■ **Task to carry out**
Reproduce every record below exactly as written, but leave out any pictures.

■ **Provided material**
*-*-*
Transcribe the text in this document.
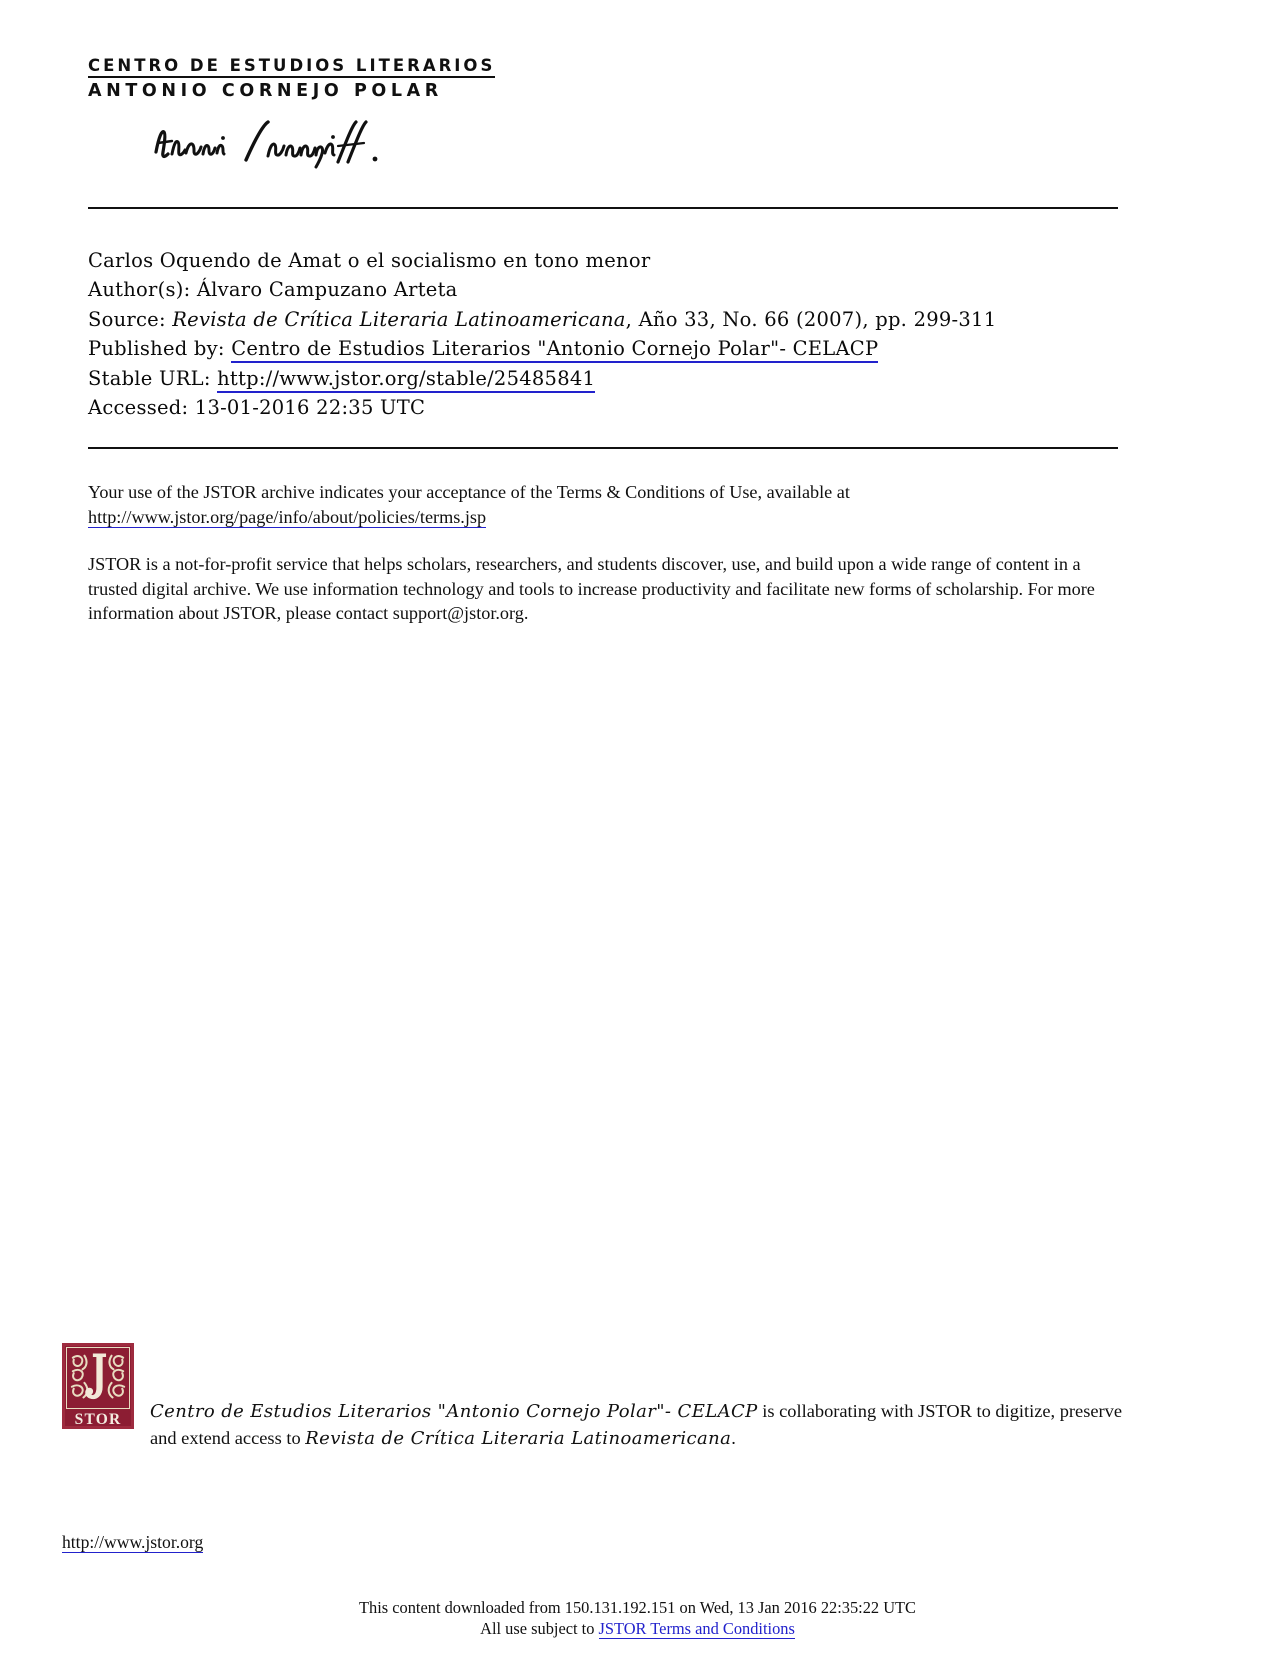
CENTRO DE ESTUDIOS LITERARIOS
ANTONIO CORNEJO POLAR
Carlos Oquendo de Amat o el socialismo en tono menor
Author(s): Álvaro Campuzano Arteta
Source: Revista de Crítica Literaria Latinoamericana, Año 33, No. 66 (2007), pp. 299-311
Published by: Centro de Estudios Literarios "Antonio Cornejo Polar"- CELACP
Stable URL: http://www.jstor.org/stable/25485841
Accessed: 13-01-2016 22:35 UTC

Your use of the JSTOR archive indicates your acceptance of the Terms & Conditions of Use, available at http://www.jstor.org/page/info/about/policies/terms.jsp

JSTOR is a not-for-profit service that helps scholars, researchers, and students discover, use, and build upon a wide range of content in a trusted digital archive. We use information technology and tools to increase productivity and facilitate new forms of scholarship. For more information about JSTOR, please contact support@jstor.org.

STOR	Centro de Estudios Literarios "Antonio Cornejo Polar"- CELACP is collaborating with JSTOR to digitize, preserve and extend access to Revista de Crítica Literaria Latinoamericana.
http://www.jstor.org
This content downloaded from 150.131.192.151 on Wed, 13 Jan 2016 22:35:22 UTC
All use subject to JSTOR Terms and Conditions
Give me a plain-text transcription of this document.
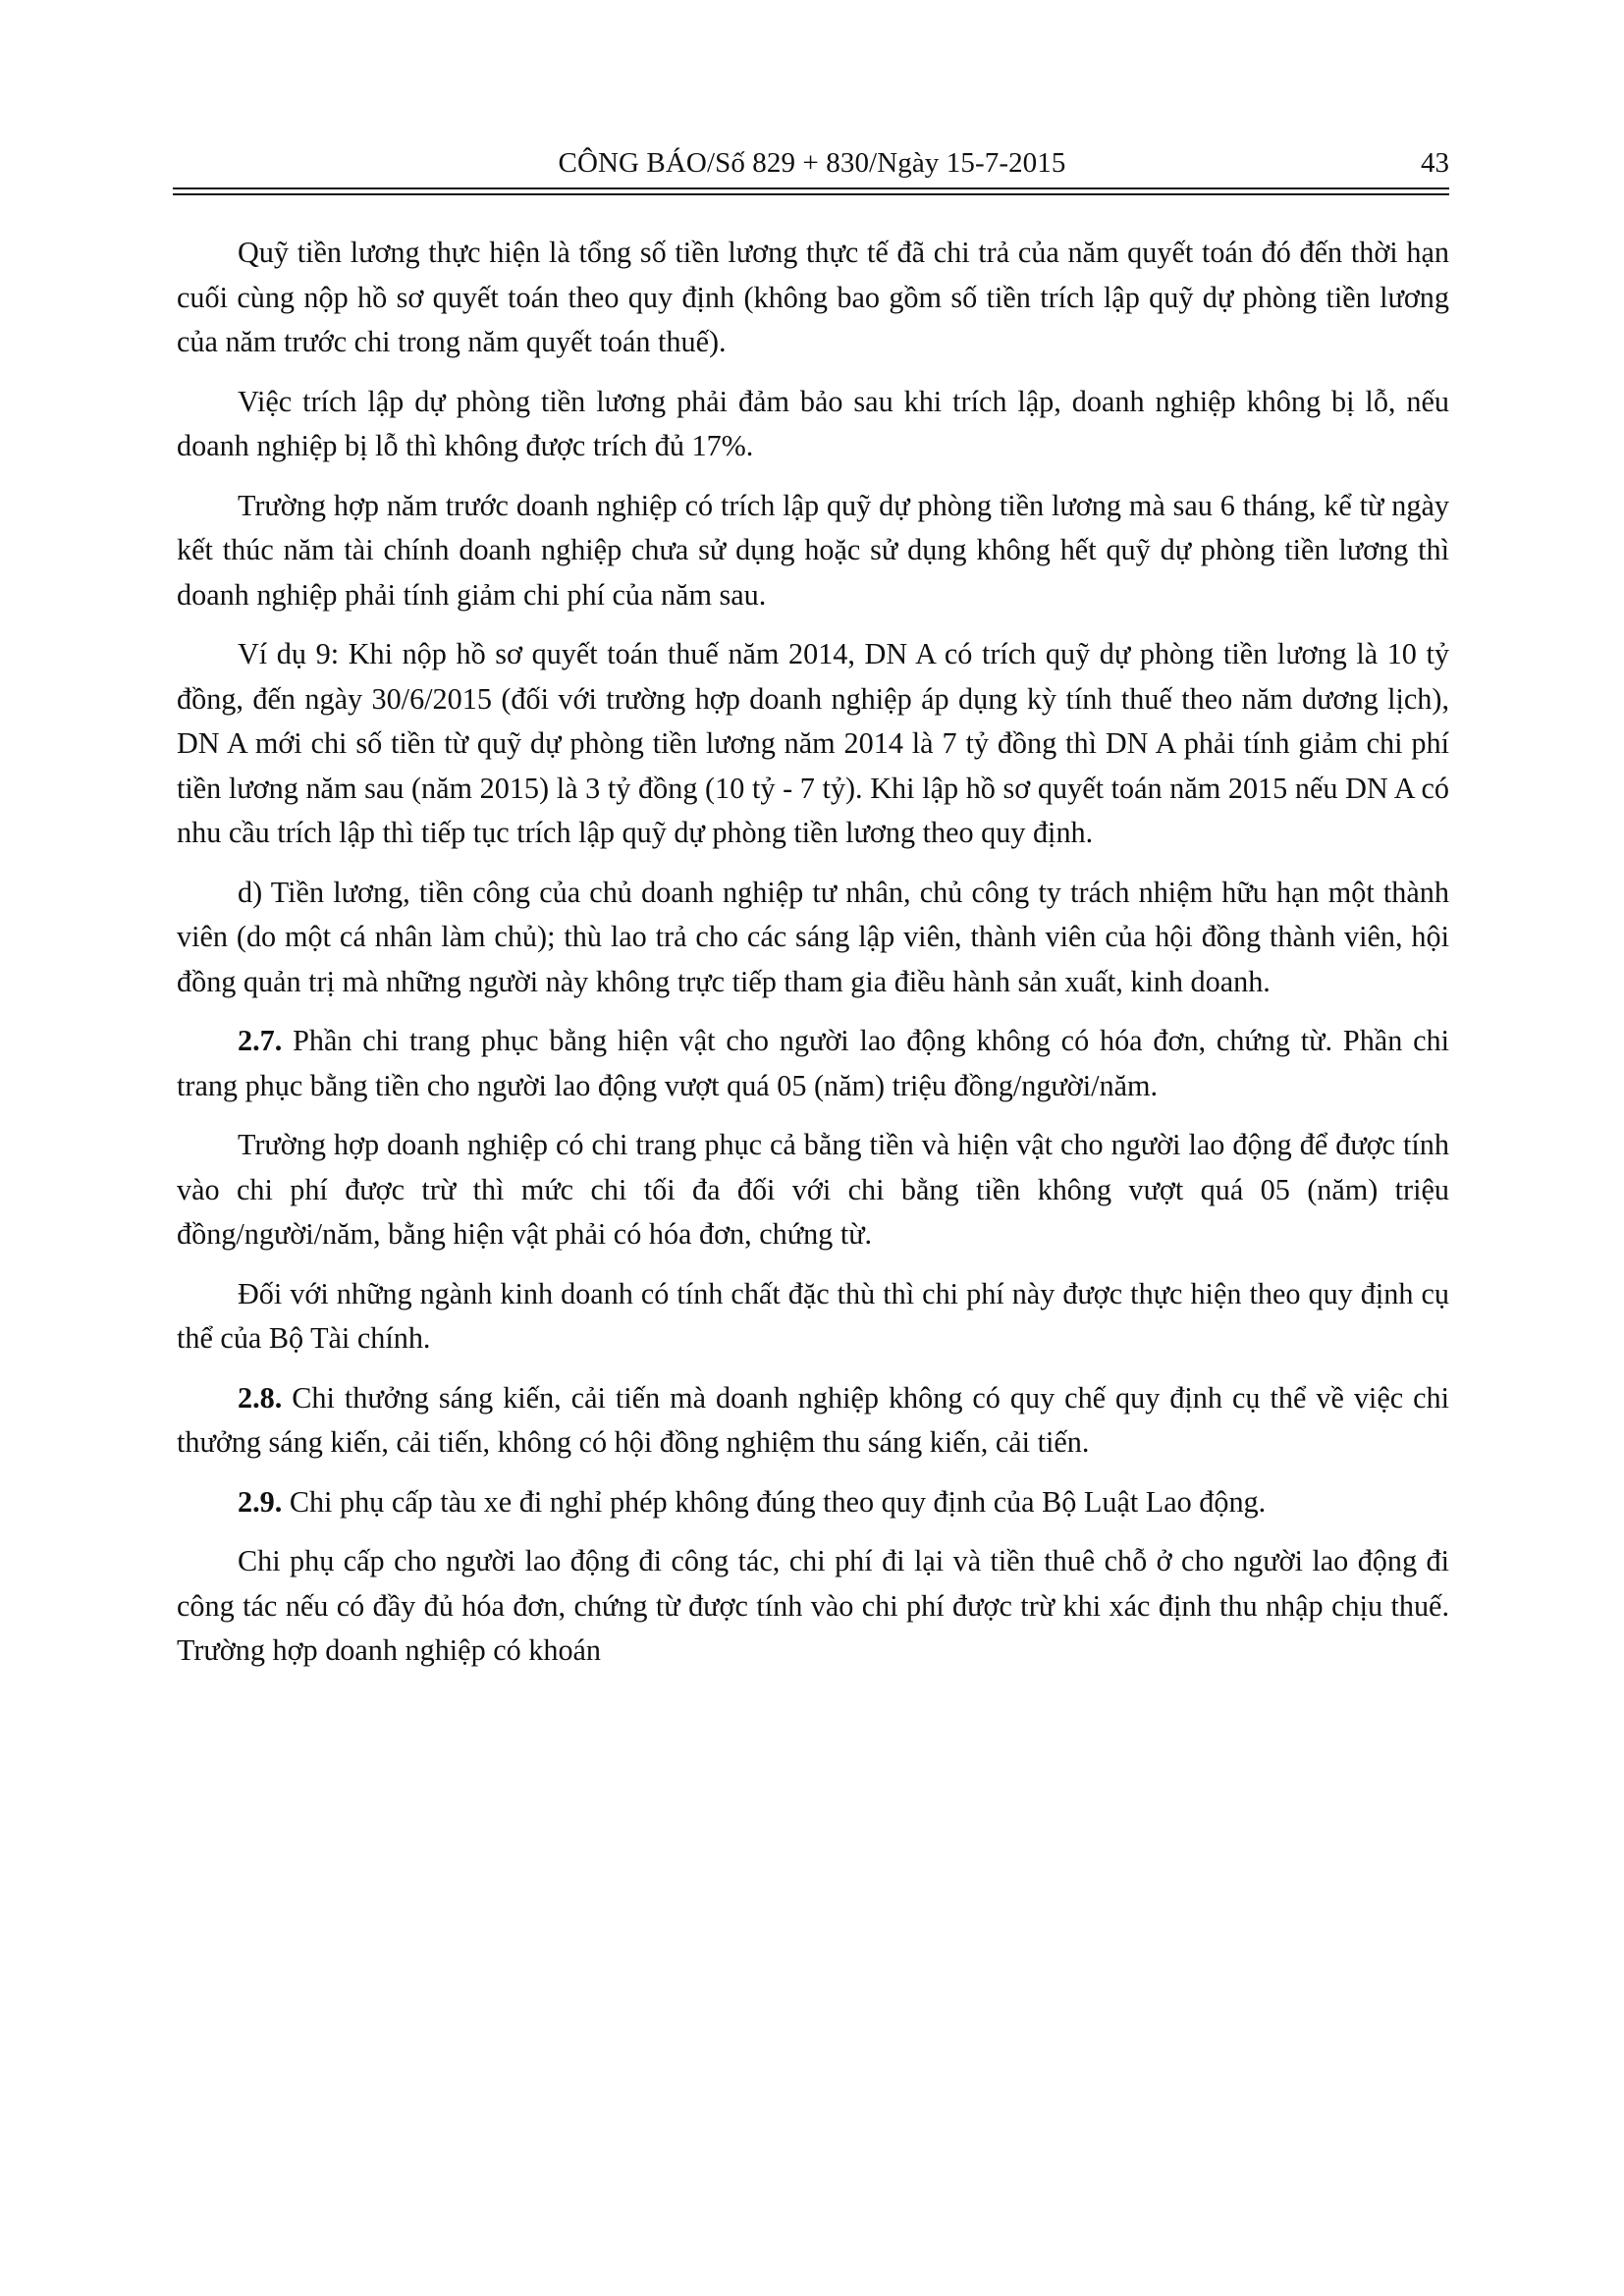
CÔNG BÁO/Số 829 + 830/Ngày 15-7-2015	43

Quỹ tiền lương thực hiện là tổng số tiền lương thực tế đã chi trả của năm quyết toán đó đến thời hạn cuối cùng nộp hồ sơ quyết toán theo quy định (không bao gồm số tiền trích lập quỹ dự phòng tiền lương của năm trước chi trong năm quyết toán thuế).

Việc trích lập dự phòng tiền lương phải đảm bảo sau khi trích lập, doanh nghiệp không bị lỗ, nếu doanh nghiệp bị lỗ thì không được trích đủ 17%.

Trường hợp năm trước doanh nghiệp có trích lập quỹ dự phòng tiền lương mà sau 6 tháng, kể từ ngày kết thúc năm tài chính doanh nghiệp chưa sử dụng hoặc sử dụng không hết quỹ dự phòng tiền lương thì doanh nghiệp phải tính giảm chi phí của năm sau.

Ví dụ 9: Khi nộp hồ sơ quyết toán thuế năm 2014, DN A có trích quỹ dự phòng tiền lương là 10 tỷ đồng, đến ngày 30/6/2015 (đối với trường hợp doanh nghiệp áp dụng kỳ tính thuế theo năm dương lịch), DN A mới chi số tiền từ quỹ dự phòng tiền lương năm 2014 là 7 tỷ đồng thì DN A phải tính giảm chi phí tiền lương năm sau (năm 2015) là 3 tỷ đồng (10 tỷ - 7 tỷ). Khi lập hồ sơ quyết toán năm 2015 nếu DN A có nhu cầu trích lập thì tiếp tục trích lập quỹ dự phòng tiền lương theo quy định.

d) Tiền lương, tiền công của chủ doanh nghiệp tư nhân, chủ công ty trách nhiệm hữu hạn một thành viên (do một cá nhân làm chủ); thù lao trả cho các sáng lập viên, thành viên của hội đồng thành viên, hội đồng quản trị mà những người này không trực tiếp tham gia điều hành sản xuất, kinh doanh.

2.7. Phần chi trang phục bằng hiện vật cho người lao động không có hóa đơn, chứng từ. Phần chi trang phục bằng tiền cho người lao động vượt quá 05 (năm) triệu đồng/người/năm.

Trường hợp doanh nghiệp có chi trang phục cả bằng tiền và hiện vật cho người lao động để được tính vào chi phí được trừ thì mức chi tối đa đối với chi bằng tiền không vượt quá 05 (năm) triệu đồng/người/năm, bằng hiện vật phải có hóa đơn, chứng từ.

Đối với những ngành kinh doanh có tính chất đặc thù thì chi phí này được thực hiện theo quy định cụ thể của Bộ Tài chính.

2.8. Chi thưởng sáng kiến, cải tiến mà doanh nghiệp không có quy chế quy định cụ thể về việc chi thưởng sáng kiến, cải tiến, không có hội đồng nghiệm thu sáng kiến, cải tiến.

2.9. Chi phụ cấp tàu xe đi nghỉ phép không đúng theo quy định của Bộ Luật Lao động.

Chi phụ cấp cho người lao động đi công tác, chi phí đi lại và tiền thuê chỗ ở cho người lao động đi công tác nếu có đầy đủ hóa đơn, chứng từ được tính vào chi phí được trừ khi xác định thu nhập chịu thuế. Trường hợp doanh nghiệp có khoán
*-*-*
■ **Output for this exercise**
Transcribe the text in this document.
CENTRO DE ESTUDIOS LITERARIOS
ANTONIO CORNEJO POLAR
Carlos Oquendo de Amat o el socialismo en tono menor
Author(s): Álvaro Campuzano Arteta
Source: Revista de Crítica Literaria Latinoamericana, Año 33, No. 66 (2007), pp. 299-311
Published by: Centro de Estudios Literarios "Antonio Cornejo Polar"- CELACP
Stable URL: http://www.jstor.org/stable/25485841
Accessed: 13-01-2016 22:35 UTC

Your use of the JSTOR archive indicates your acceptance of the Terms & Conditions of Use, available at http://www.jstor.org/page/info/about/policies/terms.jsp

JSTOR is a not-for-profit service that helps scholars, researchers, and students discover, use, and build upon a wide range of content in a trusted digital archive. We use information technology and tools to increase productivity and facilitate new forms of scholarship. For more information about JSTOR, please contact support@jstor.org.

STOR	Centro de Estudios Literarios "Antonio Cornejo Polar"- CELACP is collaborating with JSTOR to digitize, preserve and extend access to Revista de Crítica Literaria Latinoamericana.
http://www.jstor.org
This content downloaded from 150.131.192.151 on Wed, 13 Jan 2016 22:35:22 UTC
All use subject to JSTOR Terms and Conditions
Give me a plain-text transcription of this document.
CÔNG BÁO/Số 829 + 830/Ngày 15-7-2015	43

Quỹ tiền lương thực hiện là tổng số tiền lương thực tế đã chi trả của năm quyết toán đó đến thời hạn cuối cùng nộp hồ sơ quyết toán theo quy định (không bao gồm số tiền trích lập quỹ dự phòng tiền lương của năm trước chi trong năm quyết toán thuế).

Việc trích lập dự phòng tiền lương phải đảm bảo sau khi trích lập, doanh nghiệp không bị lỗ, nếu doanh nghiệp bị lỗ thì không được trích đủ 17%.

Trường hợp năm trước doanh nghiệp có trích lập quỹ dự phòng tiền lương mà sau 6 tháng, kể từ ngày kết thúc năm tài chính doanh nghiệp chưa sử dụng hoặc sử dụng không hết quỹ dự phòng tiền lương thì doanh nghiệp phải tính giảm chi phí của năm sau.

Ví dụ 9: Khi nộp hồ sơ quyết toán thuế năm 2014, DN A có trích quỹ dự phòng tiền lương là 10 tỷ đồng, đến ngày 30/6/2015 (đối với trường hợp doanh nghiệp áp dụng kỳ tính thuế theo năm dương lịch), DN A mới chi số tiền từ quỹ dự phòng tiền lương năm 2014 là 7 tỷ đồng thì DN A phải tính giảm chi phí tiền lương năm sau (năm 2015) là 3 tỷ đồng (10 tỷ - 7 tỷ). Khi lập hồ sơ quyết toán năm 2015 nếu DN A có nhu cầu trích lập thì tiếp tục trích lập quỹ dự phòng tiền lương theo quy định.

d) Tiền lương, tiền công của chủ doanh nghiệp tư nhân, chủ công ty trách nhiệm hữu hạn một thành viên (do một cá nhân làm chủ); thù lao trả cho các sáng lập viên, thành viên của hội đồng thành viên, hội đồng quản trị mà những người này không trực tiếp tham gia điều hành sản xuất, kinh doanh.

2.7. Phần chi trang phục bằng hiện vật cho người lao động không có hóa đơn, chứng từ. Phần chi trang phục bằng tiền cho người lao động vượt quá 05 (năm) triệu đồng/người/năm.

Trường hợp doanh nghiệp có chi trang phục cả bằng tiền và hiện vật cho người lao động để được tính vào chi phí được trừ thì mức chi tối đa đối với chi bằng tiền không vượt quá 05 (năm) triệu đồng/người/năm, bằng hiện vật phải có hóa đơn, chứng từ.

Đối với những ngành kinh doanh có tính chất đặc thù thì chi phí này được thực hiện theo quy định cụ thể của Bộ Tài chính.

2.8. Chi thưởng sáng kiến, cải tiến mà doanh nghiệp không có quy chế quy định cụ thể về việc chi thưởng sáng kiến, cải tiến, không có hội đồng nghiệm thu sáng kiến, cải tiến.

2.9. Chi phụ cấp tàu xe đi nghỉ phép không đúng theo quy định của Bộ Luật Lao động.

Chi phụ cấp cho người lao động đi công tác, chi phí đi lại và tiền thuê chỗ ở cho người lao động đi công tác nếu có đầy đủ hóa đơn, chứng từ được tính vào chi phí được trừ khi xác định thu nhập chịu thuế. Trường hợp doanh nghiệp có khoán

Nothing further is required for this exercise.